:: Exercise goal ::
Write out every line of the listing below, reproducing each one character for character.

Entries from a dataset
***

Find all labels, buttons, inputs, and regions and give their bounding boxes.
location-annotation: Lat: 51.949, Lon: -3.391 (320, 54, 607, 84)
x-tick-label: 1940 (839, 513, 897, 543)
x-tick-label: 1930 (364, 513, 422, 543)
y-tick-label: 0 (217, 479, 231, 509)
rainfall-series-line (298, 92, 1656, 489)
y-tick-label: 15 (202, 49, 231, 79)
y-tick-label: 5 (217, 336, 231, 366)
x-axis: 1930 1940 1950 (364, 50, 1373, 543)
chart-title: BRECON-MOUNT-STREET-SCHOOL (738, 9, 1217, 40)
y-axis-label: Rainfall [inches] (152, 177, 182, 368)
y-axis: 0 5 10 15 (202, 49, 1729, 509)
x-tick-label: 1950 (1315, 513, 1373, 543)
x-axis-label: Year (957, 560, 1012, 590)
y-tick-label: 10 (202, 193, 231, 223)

***

:: Task result ::
Find all labels, buttons, inputs, and regions and give their bounding boxes.
location-annotation: Lat: 51.949, Lon: -3.391 (320, 54, 607, 84)
x-tick-label: 1940 (839, 513, 897, 543)
x-tick-label: 1930 (364, 513, 422, 543)
y-tick-label: 0 (217, 479, 231, 509)
rainfall-series-line (298, 92, 1656, 489)
y-tick-label: 15 (202, 49, 231, 79)
y-tick-label: 5 (217, 336, 231, 366)
x-axis: 1930 1940 1950 (364, 50, 1373, 543)
chart-title: BRECON-MOUNT-STREET-SCHOOL (738, 9, 1217, 40)
y-axis-label: Rainfall [inches] (152, 177, 182, 368)
y-axis: 0 5 10 15 (202, 49, 1729, 509)
x-tick-label: 1950 (1315, 513, 1373, 543)
x-axis-label: Year (957, 560, 1012, 590)
y-tick-label: 10 (202, 193, 231, 223)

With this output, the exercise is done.